* Exercise goal: Which lines contain the string "SLIP"? Please list every one of them.

* Data listing:
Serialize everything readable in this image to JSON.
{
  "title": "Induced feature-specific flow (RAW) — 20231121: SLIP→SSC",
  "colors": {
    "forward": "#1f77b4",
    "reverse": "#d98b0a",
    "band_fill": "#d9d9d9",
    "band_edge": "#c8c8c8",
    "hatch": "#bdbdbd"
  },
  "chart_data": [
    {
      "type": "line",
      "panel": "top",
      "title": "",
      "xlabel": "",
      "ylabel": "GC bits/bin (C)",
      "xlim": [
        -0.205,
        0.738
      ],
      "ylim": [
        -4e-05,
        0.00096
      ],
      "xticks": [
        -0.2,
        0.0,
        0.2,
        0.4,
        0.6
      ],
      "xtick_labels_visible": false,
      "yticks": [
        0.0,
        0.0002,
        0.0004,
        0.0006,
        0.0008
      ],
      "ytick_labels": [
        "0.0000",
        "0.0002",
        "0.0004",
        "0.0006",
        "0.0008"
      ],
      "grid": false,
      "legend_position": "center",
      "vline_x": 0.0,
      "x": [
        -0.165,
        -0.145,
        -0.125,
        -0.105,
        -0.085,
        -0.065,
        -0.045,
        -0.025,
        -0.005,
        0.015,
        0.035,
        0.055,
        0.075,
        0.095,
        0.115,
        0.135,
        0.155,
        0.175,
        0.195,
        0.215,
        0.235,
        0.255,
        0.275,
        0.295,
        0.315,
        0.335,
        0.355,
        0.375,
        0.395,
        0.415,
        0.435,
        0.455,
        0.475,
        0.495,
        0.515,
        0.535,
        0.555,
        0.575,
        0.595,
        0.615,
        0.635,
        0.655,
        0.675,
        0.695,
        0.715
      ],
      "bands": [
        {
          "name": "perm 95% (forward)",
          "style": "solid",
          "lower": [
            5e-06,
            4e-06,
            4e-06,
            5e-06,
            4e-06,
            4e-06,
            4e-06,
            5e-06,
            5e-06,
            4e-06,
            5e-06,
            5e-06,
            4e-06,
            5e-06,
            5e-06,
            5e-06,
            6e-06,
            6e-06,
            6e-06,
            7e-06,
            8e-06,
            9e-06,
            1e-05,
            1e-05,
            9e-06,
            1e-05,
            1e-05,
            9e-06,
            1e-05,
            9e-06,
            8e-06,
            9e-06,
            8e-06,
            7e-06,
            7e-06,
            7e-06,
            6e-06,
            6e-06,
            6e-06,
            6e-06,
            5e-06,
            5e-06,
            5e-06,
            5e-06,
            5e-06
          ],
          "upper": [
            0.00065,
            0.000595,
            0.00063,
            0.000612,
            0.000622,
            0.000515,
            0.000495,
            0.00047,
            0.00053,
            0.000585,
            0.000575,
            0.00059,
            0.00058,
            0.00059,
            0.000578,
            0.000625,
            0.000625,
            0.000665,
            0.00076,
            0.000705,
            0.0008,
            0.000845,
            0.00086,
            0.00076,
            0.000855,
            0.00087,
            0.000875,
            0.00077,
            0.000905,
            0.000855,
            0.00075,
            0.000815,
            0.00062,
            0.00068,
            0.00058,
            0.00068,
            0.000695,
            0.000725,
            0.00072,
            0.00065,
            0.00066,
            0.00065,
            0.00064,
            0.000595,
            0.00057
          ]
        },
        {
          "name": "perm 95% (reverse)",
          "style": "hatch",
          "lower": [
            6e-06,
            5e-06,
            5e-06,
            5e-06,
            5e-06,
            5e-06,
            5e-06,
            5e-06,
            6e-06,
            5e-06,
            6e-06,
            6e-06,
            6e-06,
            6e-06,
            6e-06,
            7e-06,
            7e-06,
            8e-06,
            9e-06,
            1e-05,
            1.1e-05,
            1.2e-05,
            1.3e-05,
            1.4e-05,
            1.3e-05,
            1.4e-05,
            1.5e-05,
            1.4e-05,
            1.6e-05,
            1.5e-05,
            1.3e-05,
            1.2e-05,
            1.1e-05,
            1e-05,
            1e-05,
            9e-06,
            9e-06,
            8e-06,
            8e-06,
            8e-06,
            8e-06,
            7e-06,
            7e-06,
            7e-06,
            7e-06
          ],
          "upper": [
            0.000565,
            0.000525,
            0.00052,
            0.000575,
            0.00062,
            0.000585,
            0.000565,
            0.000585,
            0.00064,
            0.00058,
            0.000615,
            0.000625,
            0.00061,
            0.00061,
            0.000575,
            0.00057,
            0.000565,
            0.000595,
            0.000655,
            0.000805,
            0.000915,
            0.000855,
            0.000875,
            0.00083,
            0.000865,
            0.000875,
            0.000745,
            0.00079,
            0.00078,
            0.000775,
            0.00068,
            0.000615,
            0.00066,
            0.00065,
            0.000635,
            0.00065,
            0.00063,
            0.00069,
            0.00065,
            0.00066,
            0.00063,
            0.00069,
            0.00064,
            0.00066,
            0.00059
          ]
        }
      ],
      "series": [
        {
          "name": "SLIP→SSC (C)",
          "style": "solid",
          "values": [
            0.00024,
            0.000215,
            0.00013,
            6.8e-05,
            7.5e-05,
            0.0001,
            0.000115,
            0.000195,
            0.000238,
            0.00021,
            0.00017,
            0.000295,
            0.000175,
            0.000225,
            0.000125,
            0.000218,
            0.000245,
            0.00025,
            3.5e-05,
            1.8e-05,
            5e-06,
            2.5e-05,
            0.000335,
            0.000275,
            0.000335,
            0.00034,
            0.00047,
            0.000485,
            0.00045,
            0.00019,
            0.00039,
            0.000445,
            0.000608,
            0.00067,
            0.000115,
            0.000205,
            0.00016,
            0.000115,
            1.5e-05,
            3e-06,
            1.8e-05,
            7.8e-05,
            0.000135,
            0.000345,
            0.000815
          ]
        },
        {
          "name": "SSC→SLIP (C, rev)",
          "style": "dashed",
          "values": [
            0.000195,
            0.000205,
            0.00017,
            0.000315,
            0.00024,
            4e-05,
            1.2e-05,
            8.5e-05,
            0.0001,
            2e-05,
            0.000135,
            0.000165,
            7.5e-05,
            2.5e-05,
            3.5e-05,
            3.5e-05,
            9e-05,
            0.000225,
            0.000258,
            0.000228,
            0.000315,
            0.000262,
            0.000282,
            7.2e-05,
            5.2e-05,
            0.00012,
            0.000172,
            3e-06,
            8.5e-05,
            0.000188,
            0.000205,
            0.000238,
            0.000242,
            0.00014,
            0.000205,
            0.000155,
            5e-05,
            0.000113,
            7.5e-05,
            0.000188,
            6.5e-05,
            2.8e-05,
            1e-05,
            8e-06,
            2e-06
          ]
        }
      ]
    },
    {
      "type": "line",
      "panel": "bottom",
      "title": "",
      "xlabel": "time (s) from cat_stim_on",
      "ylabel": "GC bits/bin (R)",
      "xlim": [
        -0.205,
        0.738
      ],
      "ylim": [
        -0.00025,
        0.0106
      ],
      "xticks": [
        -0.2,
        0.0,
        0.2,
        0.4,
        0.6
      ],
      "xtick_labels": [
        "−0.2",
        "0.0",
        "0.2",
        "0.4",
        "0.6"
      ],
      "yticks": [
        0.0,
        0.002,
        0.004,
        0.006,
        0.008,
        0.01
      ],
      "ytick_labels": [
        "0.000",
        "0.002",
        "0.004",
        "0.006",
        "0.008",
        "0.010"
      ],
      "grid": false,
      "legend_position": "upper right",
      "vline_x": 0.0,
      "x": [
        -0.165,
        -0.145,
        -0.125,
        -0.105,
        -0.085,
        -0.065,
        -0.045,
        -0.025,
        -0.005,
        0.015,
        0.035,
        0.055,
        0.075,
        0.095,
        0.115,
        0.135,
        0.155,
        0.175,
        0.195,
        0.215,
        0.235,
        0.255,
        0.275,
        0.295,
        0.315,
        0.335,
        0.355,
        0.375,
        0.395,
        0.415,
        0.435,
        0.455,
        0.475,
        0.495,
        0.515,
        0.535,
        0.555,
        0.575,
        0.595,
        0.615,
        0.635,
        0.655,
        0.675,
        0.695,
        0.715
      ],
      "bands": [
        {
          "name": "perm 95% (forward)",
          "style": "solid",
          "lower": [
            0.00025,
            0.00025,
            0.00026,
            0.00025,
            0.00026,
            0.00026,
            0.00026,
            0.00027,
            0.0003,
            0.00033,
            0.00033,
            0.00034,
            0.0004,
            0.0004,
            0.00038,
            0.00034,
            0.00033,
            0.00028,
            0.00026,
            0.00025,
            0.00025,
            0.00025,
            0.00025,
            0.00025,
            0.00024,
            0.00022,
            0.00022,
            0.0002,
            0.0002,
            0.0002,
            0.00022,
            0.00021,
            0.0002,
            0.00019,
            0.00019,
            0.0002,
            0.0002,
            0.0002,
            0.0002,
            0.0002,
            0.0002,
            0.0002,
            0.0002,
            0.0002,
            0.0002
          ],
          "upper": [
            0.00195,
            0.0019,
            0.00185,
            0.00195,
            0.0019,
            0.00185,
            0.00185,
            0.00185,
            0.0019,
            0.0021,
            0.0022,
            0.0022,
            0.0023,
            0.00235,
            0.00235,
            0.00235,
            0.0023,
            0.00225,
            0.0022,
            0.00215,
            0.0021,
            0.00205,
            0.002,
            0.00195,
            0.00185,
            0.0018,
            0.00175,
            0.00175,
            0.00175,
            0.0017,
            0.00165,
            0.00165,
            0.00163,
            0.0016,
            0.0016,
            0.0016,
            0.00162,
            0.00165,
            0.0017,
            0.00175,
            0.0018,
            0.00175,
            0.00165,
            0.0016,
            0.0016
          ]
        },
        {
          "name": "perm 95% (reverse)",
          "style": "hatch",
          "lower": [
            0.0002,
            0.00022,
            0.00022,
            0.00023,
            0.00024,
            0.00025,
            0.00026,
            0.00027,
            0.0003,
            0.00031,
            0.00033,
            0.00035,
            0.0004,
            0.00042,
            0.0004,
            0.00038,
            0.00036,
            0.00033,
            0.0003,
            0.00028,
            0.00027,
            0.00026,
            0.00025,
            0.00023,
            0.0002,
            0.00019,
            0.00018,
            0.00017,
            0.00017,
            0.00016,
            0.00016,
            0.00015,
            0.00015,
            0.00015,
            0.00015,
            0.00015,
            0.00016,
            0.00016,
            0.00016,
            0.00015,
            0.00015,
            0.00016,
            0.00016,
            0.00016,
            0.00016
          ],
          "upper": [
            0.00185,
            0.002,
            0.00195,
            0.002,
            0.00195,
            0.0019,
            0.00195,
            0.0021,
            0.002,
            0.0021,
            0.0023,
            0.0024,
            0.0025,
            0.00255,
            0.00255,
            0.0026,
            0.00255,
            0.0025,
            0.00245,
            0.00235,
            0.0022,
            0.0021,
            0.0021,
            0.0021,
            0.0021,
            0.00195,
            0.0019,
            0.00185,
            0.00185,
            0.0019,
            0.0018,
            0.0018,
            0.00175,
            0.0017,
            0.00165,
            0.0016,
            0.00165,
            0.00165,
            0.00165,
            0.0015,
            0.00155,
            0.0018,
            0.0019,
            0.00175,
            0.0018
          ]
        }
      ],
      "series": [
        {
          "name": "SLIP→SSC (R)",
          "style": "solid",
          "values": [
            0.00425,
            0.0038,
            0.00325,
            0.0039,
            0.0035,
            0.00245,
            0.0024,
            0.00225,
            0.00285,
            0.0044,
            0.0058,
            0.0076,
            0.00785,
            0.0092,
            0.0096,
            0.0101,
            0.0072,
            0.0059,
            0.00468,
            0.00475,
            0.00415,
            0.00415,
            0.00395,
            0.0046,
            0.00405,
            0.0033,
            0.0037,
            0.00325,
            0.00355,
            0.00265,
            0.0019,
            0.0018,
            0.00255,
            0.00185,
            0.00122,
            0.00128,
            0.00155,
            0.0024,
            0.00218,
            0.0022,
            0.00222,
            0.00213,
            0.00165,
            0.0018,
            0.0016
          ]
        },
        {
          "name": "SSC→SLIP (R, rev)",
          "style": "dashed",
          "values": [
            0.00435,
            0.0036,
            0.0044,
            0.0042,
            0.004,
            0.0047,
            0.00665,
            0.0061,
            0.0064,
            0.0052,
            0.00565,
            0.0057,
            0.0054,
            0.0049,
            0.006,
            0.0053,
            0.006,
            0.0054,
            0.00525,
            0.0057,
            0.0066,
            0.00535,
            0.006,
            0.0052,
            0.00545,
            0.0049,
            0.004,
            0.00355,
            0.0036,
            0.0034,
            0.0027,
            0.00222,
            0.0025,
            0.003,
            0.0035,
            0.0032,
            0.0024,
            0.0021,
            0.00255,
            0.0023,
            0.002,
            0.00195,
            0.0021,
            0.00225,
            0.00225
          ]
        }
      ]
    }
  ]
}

* Response to this exercise:
  "title": "Induced feature-specific flow (RAW) — 20231121: SLIP→SSC",
          "name": "SLIP→SSC (C)",
          "name": "SSC→SLIP (C, rev)",
          "name": "SLIP→SSC (R)",
          "name": "SSC→SLIP (R, rev)",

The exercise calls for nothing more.